* Start RECORD LIST *

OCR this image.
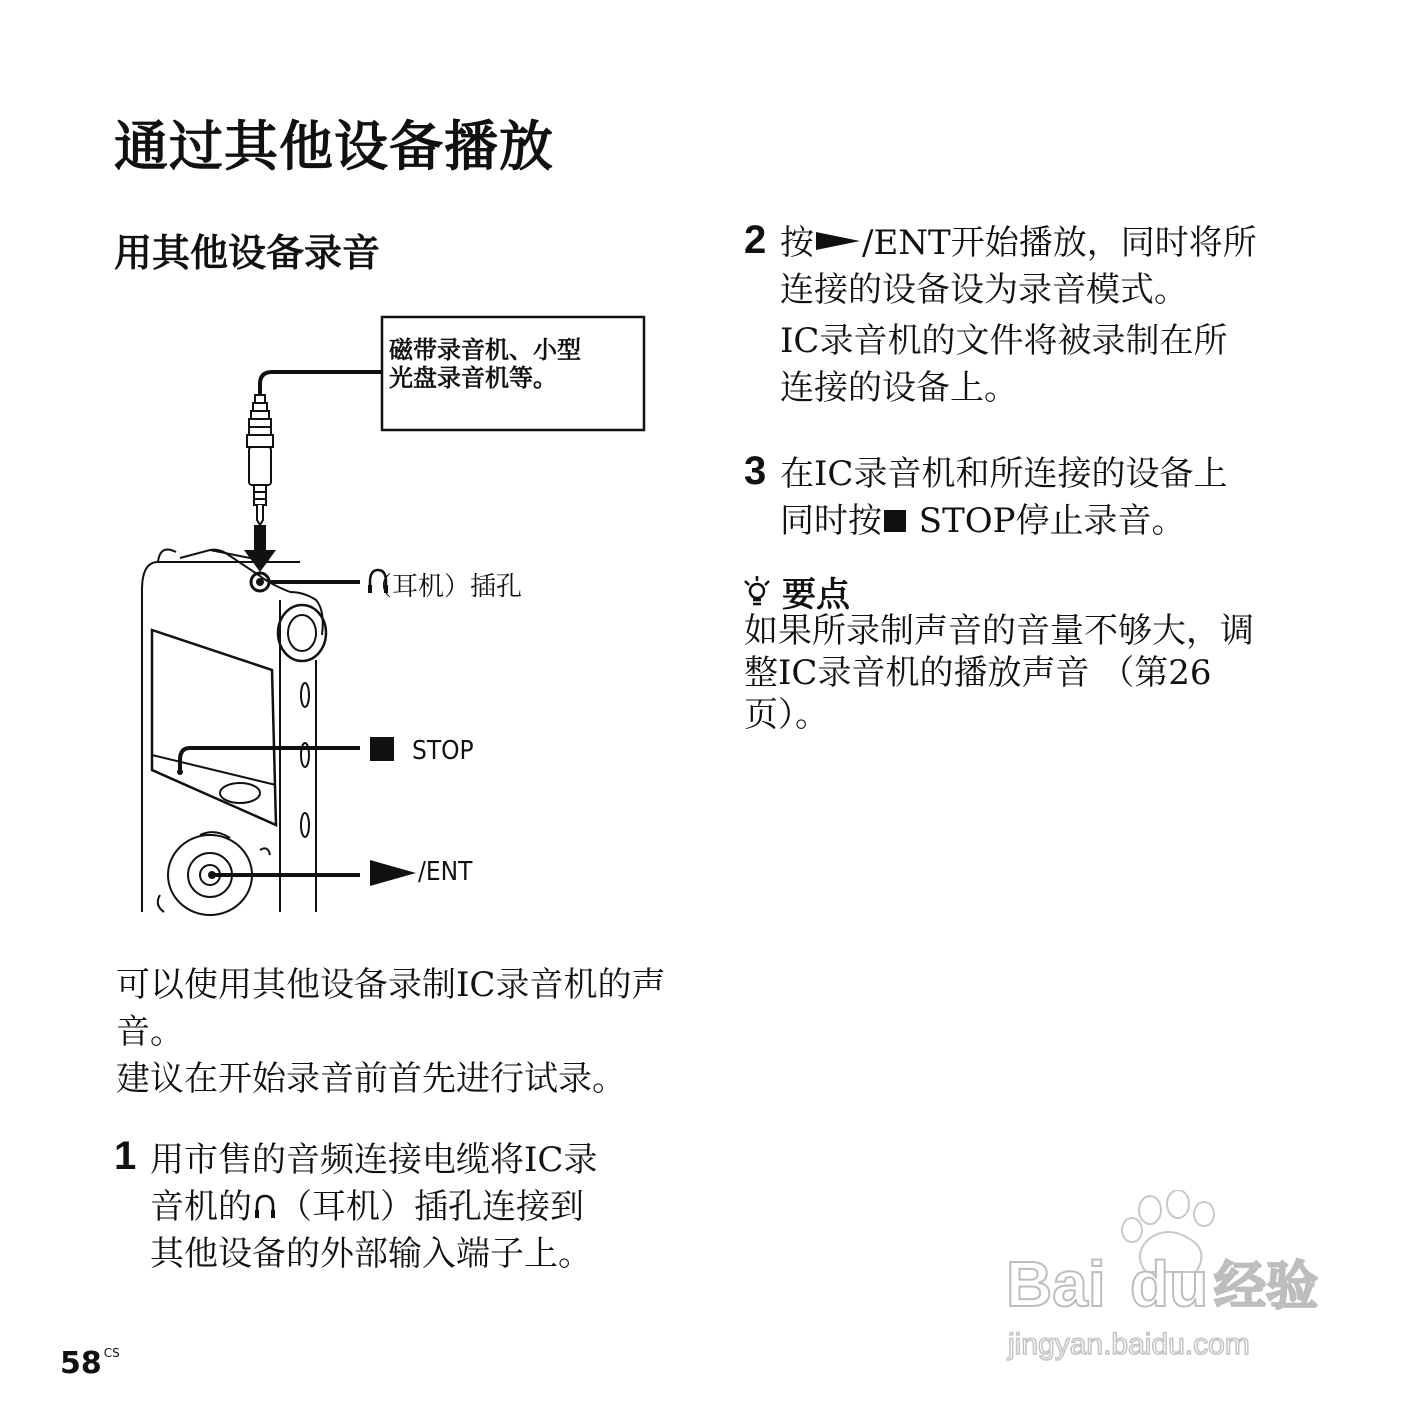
通过其他设备播放
用其他设备录音
磁带录音机、小型
光盘录音机等。
（耳机）插孔
STOP
/ENT
可以使用其他设备录制IC录音机的声音。
建议在开始录音前首先进行试录。
1 用市售的音频连接电缆将IC录
音机的 （耳机）插孔连接到
其他设备的外部输入端子上。
2 按 /ENT开始播放，同时将所
连接的设备设为录音模式。
IC录音机的文件将被录制在所
连接的设备上。
3 在IC录音机和所连接的设备上
同时按 STOP停止录音。
要点
如果所录制声音的音量不够大，调
整IC录音机的播放声音 （第26
页）。
58 $^{CS}$
Bai du 经验
jingyan.baidu.com
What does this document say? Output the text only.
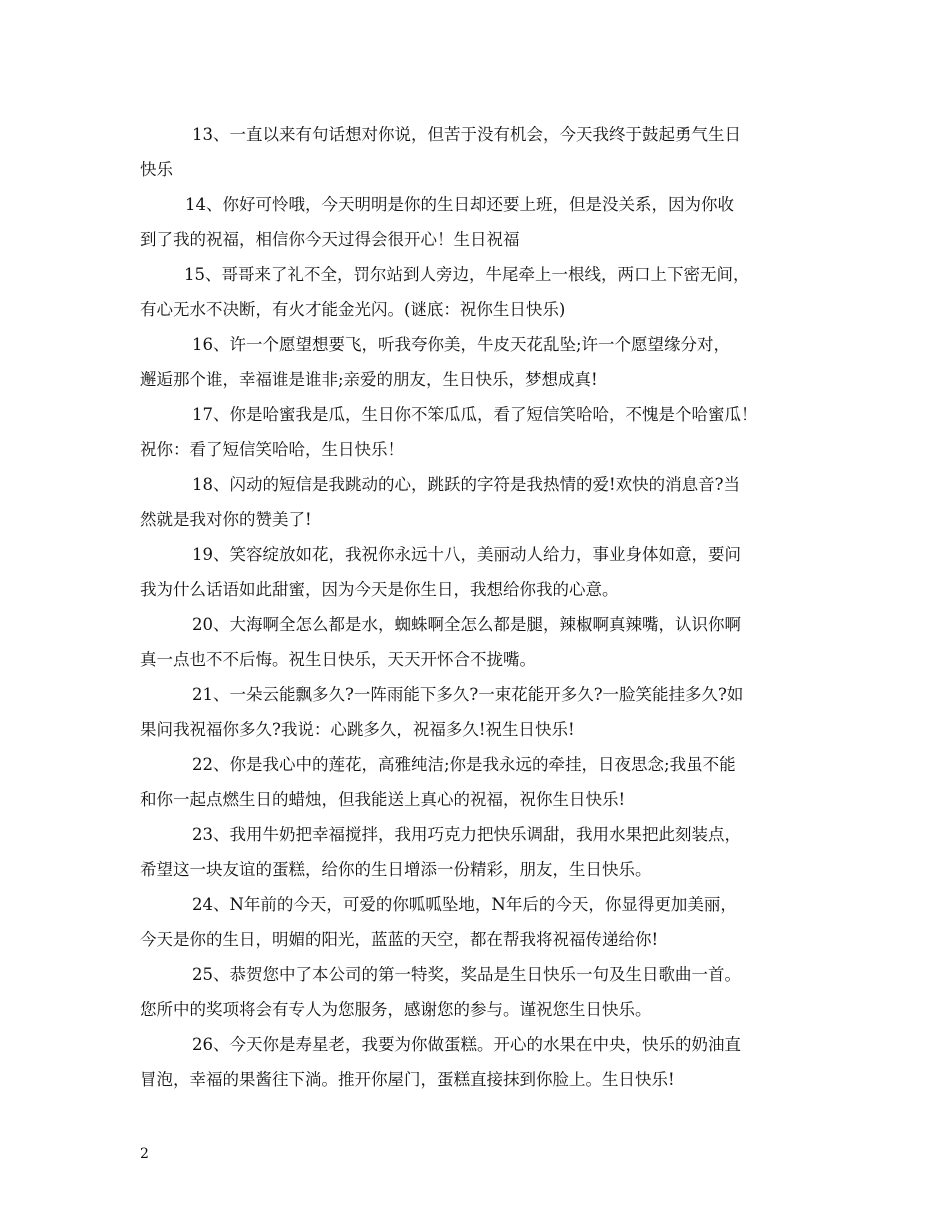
13、一直以来有句话想对你说，但苦于没有机会，今天我终于鼓起勇气生日
快乐
14、你好可怜哦，今天明明是你的生日却还要上班，但是没关系，因为你收
到了我的祝福，相信你今天过得会很开心！生日祝福
15、哥哥来了礼不全，罚尔站到人旁边，牛尾牵上一根线，两口上下密无间，
有心无水不决断，有火才能金光闪。(谜底：祝你生日快乐)
16、许一个愿望想要飞，听我夸你美，牛皮天花乱坠;许一个愿望缘分对，
邂逅那个谁，幸福谁是谁非;亲爱的朋友，生日快乐，梦想成真!
17、你是哈蜜我是瓜，生日你不笨瓜瓜，看了短信笑哈哈，不愧是个哈蜜瓜！
祝你：看了短信笑哈哈，生日快乐！
18、闪动的短信是我跳动的心，跳跃的字符是我热情的爱!欢快的消息音?当
然就是我对你的赞美了!
19、笑容绽放如花，我祝你永远十八，美丽动人给力，事业身体如意，要问
我为什么话语如此甜蜜，因为今天是你生日，我想给你我的心意。
20、大海啊全怎么都是水，蜘蛛啊全怎么都是腿，辣椒啊真辣嘴，认识你啊
真一点也不不后悔。祝生日快乐，天天开怀合不拢嘴。
21、一朵云能飘多久?一阵雨能下多久?一束花能开多久?一脸笑能挂多久?如
果问我祝福你多久?我说：心跳多久，祝福多久!祝生日快乐!
22、你是我心中的莲花，高雅纯洁;你是我永远的牵挂，日夜思念;我虽不能
和你一起点燃生日的蜡烛，但我能送上真心的祝福，祝你生日快乐!
23、我用牛奶把幸福搅拌，我用巧克力把快乐调甜，我用水果把此刻装点，
希望这一块友谊的蛋糕，给你的生日增添一份精彩，朋友，生日快乐。
24、N年前的今天，可爱的你呱呱坠地，N年后的今天，你显得更加美丽，
今天是你的生日，明媚的阳光，蓝蓝的天空，都在帮我将祝福传递给你!
25、恭贺您中了本公司的第一特奖，奖品是生日快乐一句及生日歌曲一首。
您所中的奖项将会有专人为您服务，感谢您的参与。谨祝您生日快乐。
26、今天你是寿星老，我要为你做蛋糕。开心的水果在中央，快乐的奶油直
冒泡，幸福的果酱往下淌。推开你屋门，蛋糕直接抹到你脸上。生日快乐!
2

* End RECORD LIST *

[PROMPT]
Leave out the pictures and retype every line above exactly.

[FINISHED TASK]
OCR this image.
通过其他设备播放
用其他设备录音
磁带录音机、小型
光盘录音机等。
（耳机）插孔
STOP
/ENT
可以使用其他设备录制IC录音机的声音。
建议在开始录音前首先进行试录。
1 用市售的音频连接电缆将IC录
音机的 （耳机）插孔连接到
其他设备的外部输入端子上。
2 按 /ENT开始播放，同时将所
连接的设备设为录音模式。
IC录音机的文件将被录制在所
连接的设备上。
3 在IC录音机和所连接的设备上
同时按 STOP停止录音。
要点
如果所录制声音的音量不够大，调
整IC录音机的播放声音 （第26
页）。
58 $^{CS}$
Bai du 经验
jingyan.baidu.com
What does this document say? Output the text only.
13、一直以来有句话想对你说，但苦于没有机会，今天我终于鼓起勇气生日
快乐
14、你好可怜哦，今天明明是你的生日却还要上班，但是没关系，因为你收
到了我的祝福，相信你今天过得会很开心！生日祝福
15、哥哥来了礼不全，罚尔站到人旁边，牛尾牵上一根线，两口上下密无间，
有心无水不决断，有火才能金光闪。(谜底：祝你生日快乐)
16、许一个愿望想要飞，听我夸你美，牛皮天花乱坠;许一个愿望缘分对，
邂逅那个谁，幸福谁是谁非;亲爱的朋友，生日快乐，梦想成真!
17、你是哈蜜我是瓜，生日你不笨瓜瓜，看了短信笑哈哈，不愧是个哈蜜瓜！
祝你：看了短信笑哈哈，生日快乐！
18、闪动的短信是我跳动的心，跳跃的字符是我热情的爱!欢快的消息音?当
然就是我对你的赞美了!
19、笑容绽放如花，我祝你永远十八，美丽动人给力，事业身体如意，要问
我为什么话语如此甜蜜，因为今天是你生日，我想给你我的心意。
20、大海啊全怎么都是水，蜘蛛啊全怎么都是腿，辣椒啊真辣嘴，认识你啊
真一点也不不后悔。祝生日快乐，天天开怀合不拢嘴。
21、一朵云能飘多久?一阵雨能下多久?一束花能开多久?一脸笑能挂多久?如
果问我祝福你多久?我说：心跳多久，祝福多久!祝生日快乐!
22、你是我心中的莲花，高雅纯洁;你是我永远的牵挂，日夜思念;我虽不能
和你一起点燃生日的蜡烛，但我能送上真心的祝福，祝你生日快乐!
23、我用牛奶把幸福搅拌，我用巧克力把快乐调甜，我用水果把此刻装点，
希望这一块友谊的蛋糕，给你的生日增添一份精彩，朋友，生日快乐。
24、N年前的今天，可爱的你呱呱坠地，N年后的今天，你显得更加美丽，
今天是你的生日，明媚的阳光，蓝蓝的天空，都在帮我将祝福传递给你!
25、恭贺您中了本公司的第一特奖，奖品是生日快乐一句及生日歌曲一首。
您所中的奖项将会有专人为您服务，感谢您的参与。谨祝您生日快乐。
26、今天你是寿星老，我要为你做蛋糕。开心的水果在中央，快乐的奶油直
冒泡，幸福的果酱往下淌。推开你屋门，蛋糕直接抹到你脸上。生日快乐!
2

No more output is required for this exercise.